=== Aim 1 ===
In the forum thread about a baby sleeping near a bible, how old is the baby Hudson?

# baby sleeping near bible - NOT STAGED -



## newrmdmike (Jul 6, 2007)

EDIT-i put the story below.

THE STORY:

10 Mo old Hudson sleeps on a bed next to his fathers indentation, and across from his bible in the Marriot hotel in pattaya Thailand.  Pattaya is known for its sex tourism industry and is a particularly seedy place. 

maybe add this last sentance?

 His fathers strong Christian faith endures the trip, and he is unaffected by the nightlife.

but maybe not.


----------



## Miss V (Jul 7, 2007)

Wow.

:hail:


----------



## Trenton Romulox (Jul 8, 2007)

It's all a bit boring to me to be honest. There is nothing there that really seems that remarkable, the baby isn't even that close to the bible. Then again, I have disdain for the bible, so take my words with a grain or two of salt.


----------



## newrmdmike (Jul 8, 2007)

haha, thanks, and trenton-fair enough!

it doesn't strike me as remarkable either, but interesting i guess, the juxtaposition of the child and bible, and the indentation of the gaurdian who is no longer there, but who is both close to the bible and the child.


----------



## Fate (Jul 9, 2007)

I like it,

it's simple and 'clean'.... screams purity and innocence to me. Which i think is fairly fitting considering the two subjects.

Also like the grain 

-Dave-


----------



## The_Traveler (Jul 9, 2007)

Is that immediately recognizable as a Bible?


----------



## ANDS! (Jul 9, 2007)

Yea you can tell by the "gilded" (is that the word) edges on the pages; although it could be any "old" book, but its a pretty good bet that its going to be a bible.

As for the shot - yea a lil on the hoohum side. . .it certainly is a "precious" shot though. . .


----------



## noescape (Jul 16, 2007)

=== A block of data ===
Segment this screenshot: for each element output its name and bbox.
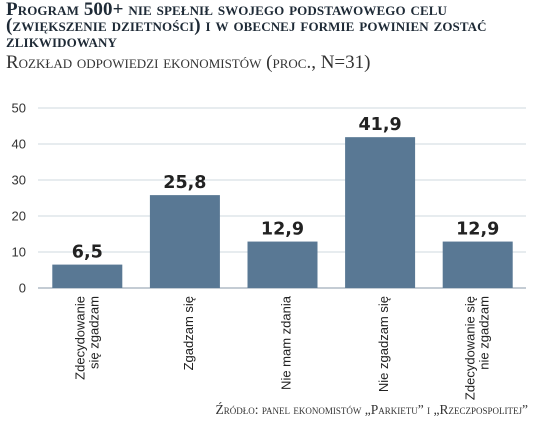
- x-tick-label-line: Nie zgadzam się: [376, 296, 391, 392]
- x-tick-label: Nie zgadzam się: [376, 296, 391, 392]
- chart-title: Program 500+ nie spełnił swojego podstaw…: [6, 0, 487, 52]
- bars: [52, 137, 513, 288]
- x-tick-label-line: Zgadzam się: [181, 296, 196, 370]
- data-label: 12,9: [456, 220, 499, 240]
- x-tick-label: Zgadzam się: [181, 296, 196, 370]
- x-tick-label-line: Zdecydowanie się: [463, 296, 478, 400]
- y-tick-label: 40: [12, 137, 26, 152]
- x-tick-label: Zdecydowanie się nie zgadzam: [463, 296, 492, 400]
- x-tick-label: Zdecydowanie się zgadzam: [72, 296, 101, 380]
- x-tick-label-line: Nie mam zdania: [279, 295, 294, 390]
- bar: [247, 241, 318, 288]
- y-tick-label: 10: [12, 245, 26, 260]
- data-label: 25,8: [163, 173, 206, 193]
- x-tick-label-line: się zgadzam: [86, 296, 101, 369]
- bar: [345, 137, 416, 288]
- bar: [52, 264, 123, 288]
- value-labels: 6,5 25,8 12,9 41,9 12,9: [72, 115, 500, 262]
- data-label: 12,9: [261, 220, 304, 240]
- x-tick-label-line: nie zgadzam: [477, 296, 492, 370]
- y-tick-label: 20: [12, 209, 26, 224]
- bar: [149, 195, 220, 288]
- x-tick-label-line: Zdecydowanie: [72, 296, 87, 380]
- y-axis: 0 10 20 30 40 50: [12, 101, 26, 296]
- chart-subtitle: Rozkład odpowiedzi ekonomistów (proc., N…: [6, 52, 371, 73]
- data-label: 6,5: [72, 243, 103, 263]
- x-tick-label: Nie mam zdania: [279, 295, 294, 390]
- x-axis-labels: Zdecydowanie się zgadzam Zgadzam się Nie ma…: [72, 295, 491, 400]
- y-tick-label: 30: [12, 173, 26, 188]
- bar: [442, 241, 513, 288]
- data-label: 41,9: [359, 115, 402, 135]
- source-note: Źródło: panel ekonomistów „Parkietu” i „…: [215, 402, 528, 417]
- y-tick-label: 0: [19, 281, 26, 296]
- y-tick-label: 50: [12, 101, 26, 116]
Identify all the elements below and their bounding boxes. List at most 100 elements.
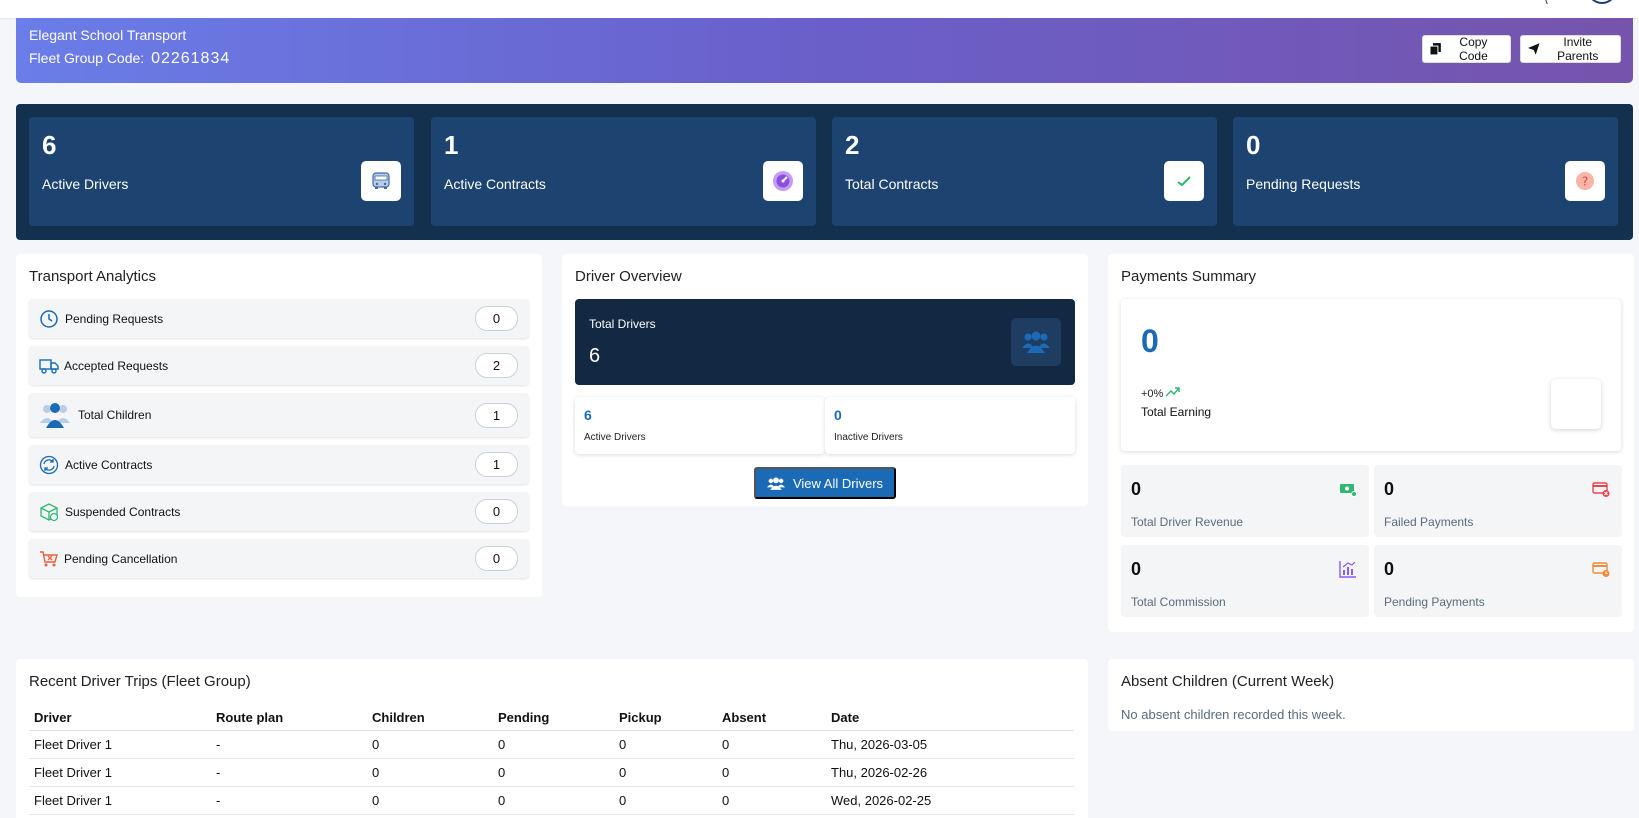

=== Aim 2 ===
Lay out the lines of the records from the line with "- x-tick-label-line: Nie zgadzam się: [376, 296, 391, 392]" to the line with "- bars: [52, 137, 513, 288]" as a Markdown table with columns Row and Line, leaving out blank lines.

=== Complete answer 1 ===
Hudson is 10 months old.

=== Complete answer 2 ===
| Row | Line |
|---|---|
| 1 | - x-tick-label-line: Nie zgadzam się: [376, 296, 391, 392] |
| 2 | - x-tick-label: Nie zgadzam się: [376, 296, 391, 392] |
| 3 | - chart-title: Program 500+ nie spełnił swojego podstaw…: [6, 0, 487, 52] |
| 4 | - bars: [52, 137, 513, 288] |